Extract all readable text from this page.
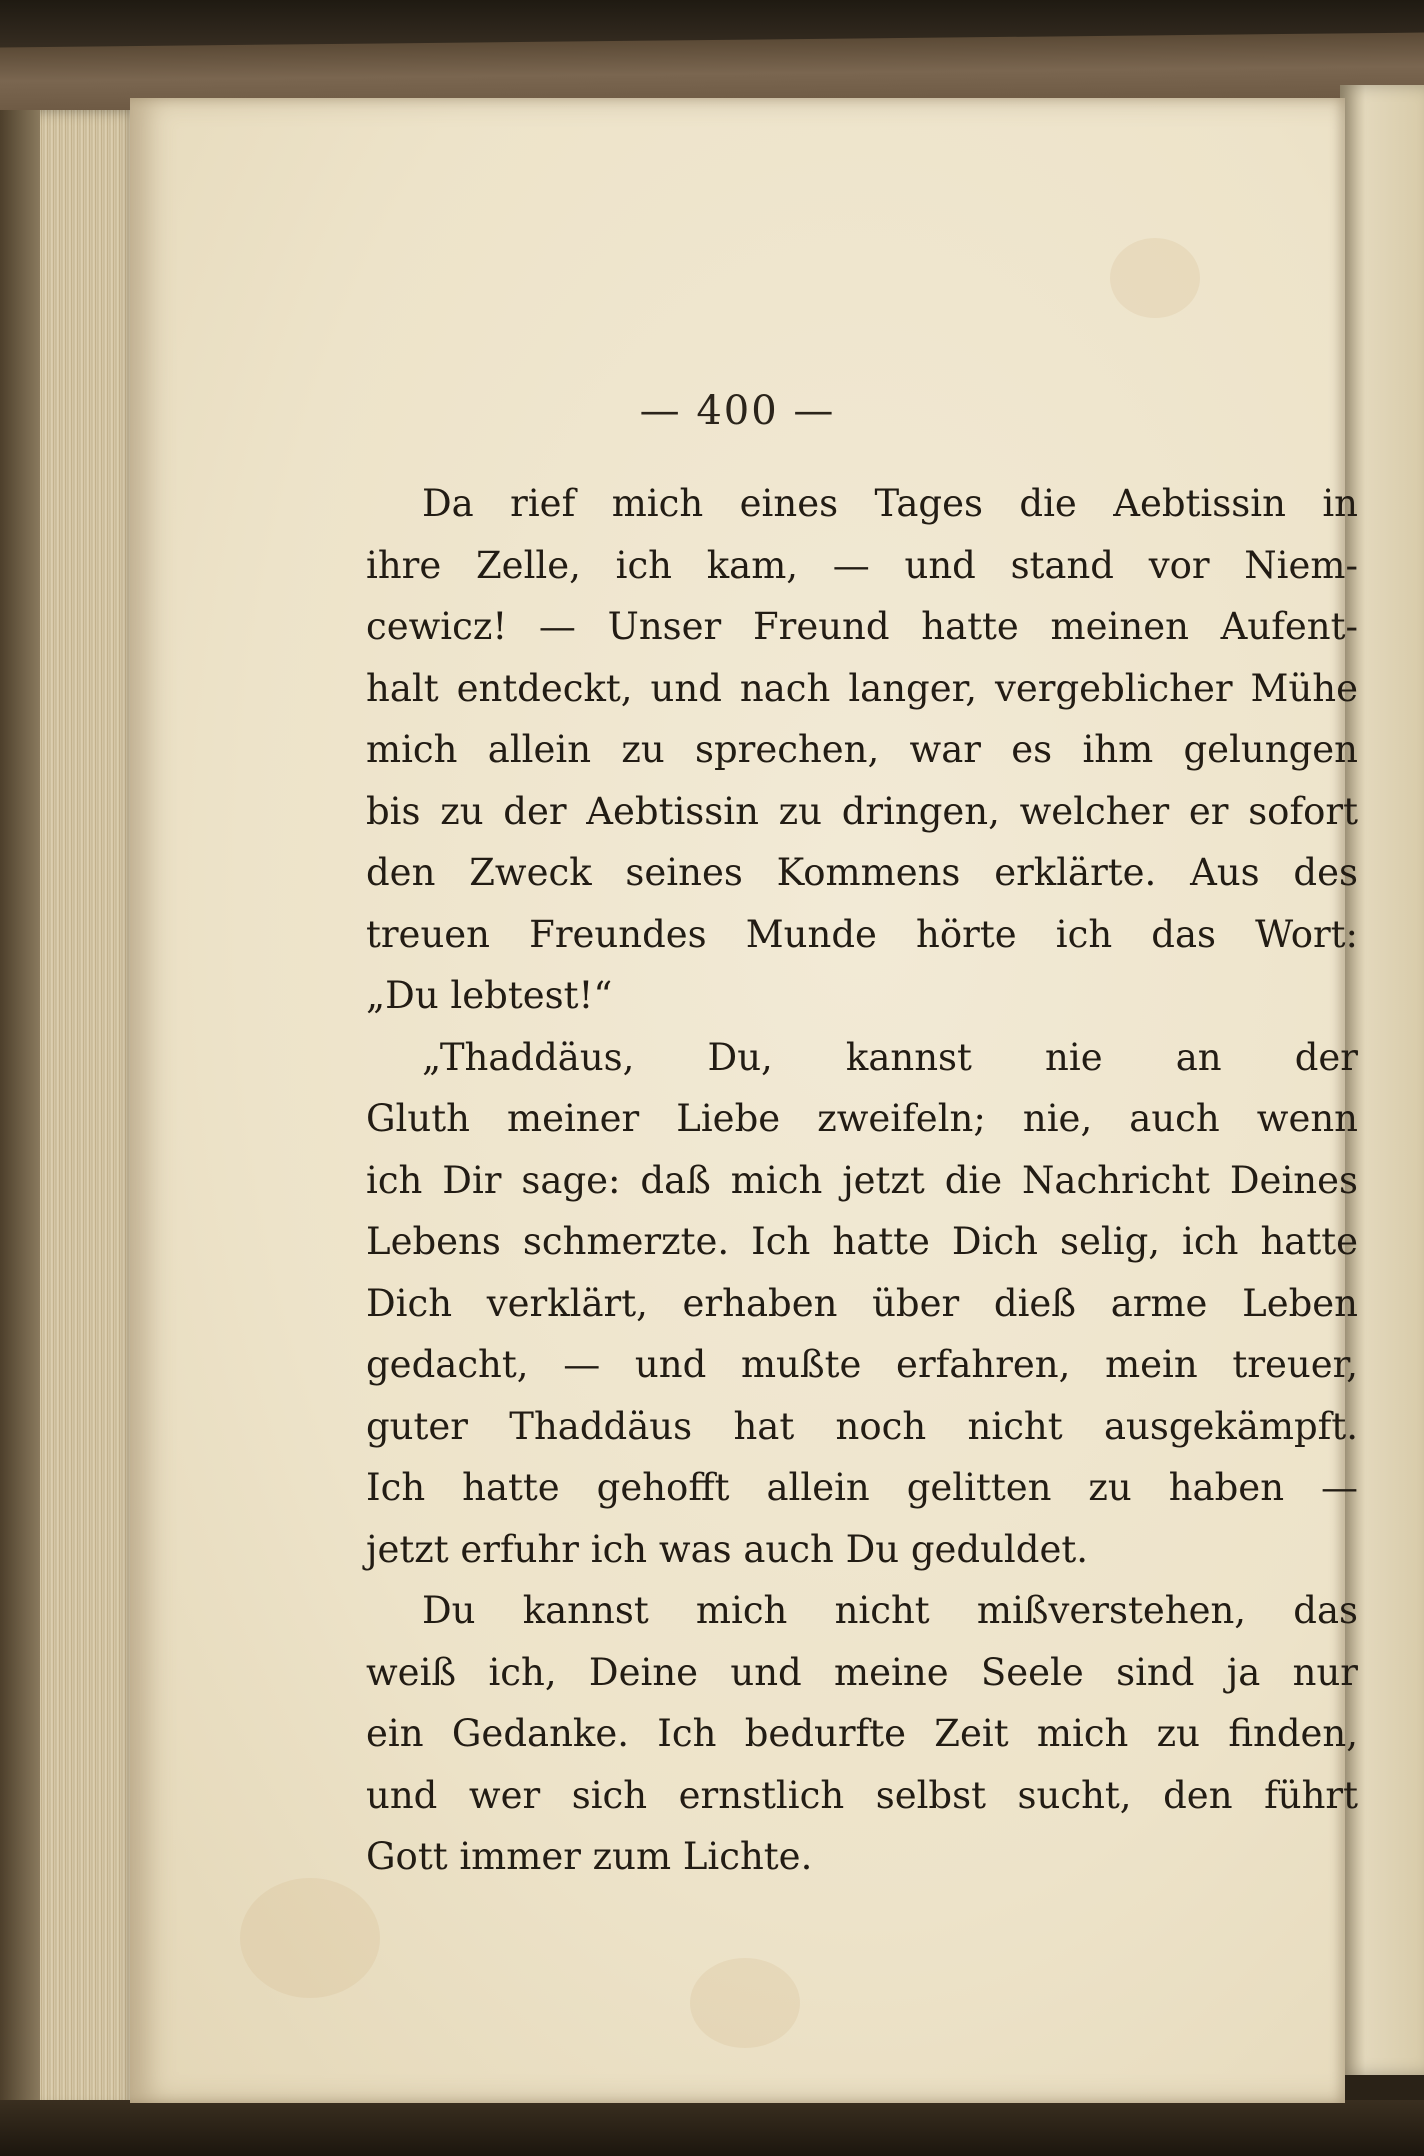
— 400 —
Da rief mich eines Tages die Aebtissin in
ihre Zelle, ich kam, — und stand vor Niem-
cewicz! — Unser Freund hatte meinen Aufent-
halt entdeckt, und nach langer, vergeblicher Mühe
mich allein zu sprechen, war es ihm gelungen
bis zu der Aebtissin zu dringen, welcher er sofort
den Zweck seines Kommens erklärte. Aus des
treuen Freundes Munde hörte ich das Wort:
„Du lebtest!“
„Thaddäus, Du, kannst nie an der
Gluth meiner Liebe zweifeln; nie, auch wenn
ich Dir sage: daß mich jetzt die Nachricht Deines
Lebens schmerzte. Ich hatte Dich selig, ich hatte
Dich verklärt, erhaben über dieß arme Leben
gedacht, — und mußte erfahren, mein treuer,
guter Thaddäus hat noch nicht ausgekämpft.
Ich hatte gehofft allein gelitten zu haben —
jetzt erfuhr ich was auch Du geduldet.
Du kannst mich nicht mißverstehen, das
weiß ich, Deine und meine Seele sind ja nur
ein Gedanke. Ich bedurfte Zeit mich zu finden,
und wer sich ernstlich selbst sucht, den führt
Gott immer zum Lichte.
__________________________________________________
Goal
Transcribe the full listing above exactly as it stands, minus the pictures.

Exercise output
Extract all readable text from this page.
— 400 —
Da rief mich eines Tages die Aebtissin in
ihre Zelle, ich kam, — und stand vor Niem-
cewicz! — Unser Freund hatte meinen Aufent-
halt entdeckt, und nach langer, vergeblicher Mühe
mich allein zu sprechen, war es ihm gelungen
bis zu der Aebtissin zu dringen, welcher er sofort
den Zweck seines Kommens erklärte. Aus des
treuen Freundes Munde hörte ich das Wort:
„Du lebtest!“
„Thaddäus, Du, kannst nie an der
Gluth meiner Liebe zweifeln; nie, auch wenn
ich Dir sage: daß mich jetzt die Nachricht Deines
Lebens schmerzte. Ich hatte Dich selig, ich hatte
Dich verklärt, erhaben über dieß arme Leben
gedacht, — und mußte erfahren, mein treuer,
guter Thaddäus hat noch nicht ausgekämpft.
Ich hatte gehofft allein gelitten zu haben —
jetzt erfuhr ich was auch Du geduldet.
Du kannst mich nicht mißverstehen, das
weiß ich, Deine und meine Seele sind ja nur
ein Gedanke. Ich bedurfte Zeit mich zu finden,
und wer sich ernstlich selbst sucht, den führt
Gott immer zum Lichte.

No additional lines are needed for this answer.